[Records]
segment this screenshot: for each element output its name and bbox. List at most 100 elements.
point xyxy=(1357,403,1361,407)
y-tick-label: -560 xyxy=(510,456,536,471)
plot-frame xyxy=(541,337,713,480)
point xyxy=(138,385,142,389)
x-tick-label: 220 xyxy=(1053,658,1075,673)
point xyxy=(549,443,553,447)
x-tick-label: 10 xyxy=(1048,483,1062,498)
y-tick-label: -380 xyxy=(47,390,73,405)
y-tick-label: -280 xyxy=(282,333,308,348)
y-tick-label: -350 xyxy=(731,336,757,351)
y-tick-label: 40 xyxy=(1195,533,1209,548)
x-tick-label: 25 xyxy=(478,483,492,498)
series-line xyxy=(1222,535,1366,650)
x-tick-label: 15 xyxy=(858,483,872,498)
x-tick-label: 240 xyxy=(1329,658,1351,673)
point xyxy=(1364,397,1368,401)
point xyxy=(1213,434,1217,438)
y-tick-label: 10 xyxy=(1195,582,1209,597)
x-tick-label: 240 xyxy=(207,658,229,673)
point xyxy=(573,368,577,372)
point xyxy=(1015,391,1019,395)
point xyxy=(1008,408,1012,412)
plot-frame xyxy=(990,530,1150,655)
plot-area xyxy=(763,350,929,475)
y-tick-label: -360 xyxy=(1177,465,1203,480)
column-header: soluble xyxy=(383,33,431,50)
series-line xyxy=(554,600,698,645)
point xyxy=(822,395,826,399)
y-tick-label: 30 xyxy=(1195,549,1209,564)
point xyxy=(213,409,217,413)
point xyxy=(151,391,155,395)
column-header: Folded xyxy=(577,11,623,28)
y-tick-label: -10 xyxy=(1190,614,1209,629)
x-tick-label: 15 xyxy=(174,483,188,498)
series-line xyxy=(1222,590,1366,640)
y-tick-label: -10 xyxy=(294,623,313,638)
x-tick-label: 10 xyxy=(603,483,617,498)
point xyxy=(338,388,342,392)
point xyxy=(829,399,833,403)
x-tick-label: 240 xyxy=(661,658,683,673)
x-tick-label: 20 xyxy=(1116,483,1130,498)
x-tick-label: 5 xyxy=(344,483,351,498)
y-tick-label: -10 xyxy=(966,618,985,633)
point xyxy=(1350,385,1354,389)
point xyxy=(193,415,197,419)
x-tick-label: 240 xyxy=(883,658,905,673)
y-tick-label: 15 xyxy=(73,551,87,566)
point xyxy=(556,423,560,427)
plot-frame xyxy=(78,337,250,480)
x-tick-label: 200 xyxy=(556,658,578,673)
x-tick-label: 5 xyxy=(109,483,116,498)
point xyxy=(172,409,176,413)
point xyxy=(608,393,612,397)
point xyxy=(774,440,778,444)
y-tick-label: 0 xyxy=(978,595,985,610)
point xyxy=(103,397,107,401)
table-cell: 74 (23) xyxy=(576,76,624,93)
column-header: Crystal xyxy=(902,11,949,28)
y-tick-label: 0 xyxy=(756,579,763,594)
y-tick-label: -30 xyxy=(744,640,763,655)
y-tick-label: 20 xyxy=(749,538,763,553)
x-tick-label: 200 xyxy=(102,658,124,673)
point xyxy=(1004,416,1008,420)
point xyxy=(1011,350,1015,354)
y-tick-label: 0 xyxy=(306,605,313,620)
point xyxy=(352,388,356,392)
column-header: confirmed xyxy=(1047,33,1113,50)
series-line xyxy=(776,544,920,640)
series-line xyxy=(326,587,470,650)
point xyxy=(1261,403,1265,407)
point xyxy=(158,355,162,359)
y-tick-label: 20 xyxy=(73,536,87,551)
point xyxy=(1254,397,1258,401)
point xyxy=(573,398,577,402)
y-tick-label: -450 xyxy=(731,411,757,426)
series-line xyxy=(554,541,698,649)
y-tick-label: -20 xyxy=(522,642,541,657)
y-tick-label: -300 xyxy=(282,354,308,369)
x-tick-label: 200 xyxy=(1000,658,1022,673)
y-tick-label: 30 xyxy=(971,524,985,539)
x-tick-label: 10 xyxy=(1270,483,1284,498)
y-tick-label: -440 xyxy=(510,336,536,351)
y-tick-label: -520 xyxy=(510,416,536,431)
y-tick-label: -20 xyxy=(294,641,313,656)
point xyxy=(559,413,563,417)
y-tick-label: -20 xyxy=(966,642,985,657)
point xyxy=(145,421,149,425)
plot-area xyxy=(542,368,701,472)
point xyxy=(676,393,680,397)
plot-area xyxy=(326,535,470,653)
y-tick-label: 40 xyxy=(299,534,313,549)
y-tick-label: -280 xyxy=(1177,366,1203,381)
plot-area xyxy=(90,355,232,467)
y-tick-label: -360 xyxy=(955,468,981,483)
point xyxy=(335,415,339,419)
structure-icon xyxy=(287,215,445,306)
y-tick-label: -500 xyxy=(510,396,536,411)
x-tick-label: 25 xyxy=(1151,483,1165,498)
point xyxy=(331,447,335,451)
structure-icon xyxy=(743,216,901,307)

## Directive
Pick out each line of the entries that contains the string "column", treating uppercase and lowercase as different.

## Task result
column-header: soluble xyxy=(383,33,431,50)
column-header: Folded xyxy=(577,11,623,28)
column-header: Crystal xyxy=(902,11,949,28)
column-header: confirmed xyxy=(1047,33,1113,50)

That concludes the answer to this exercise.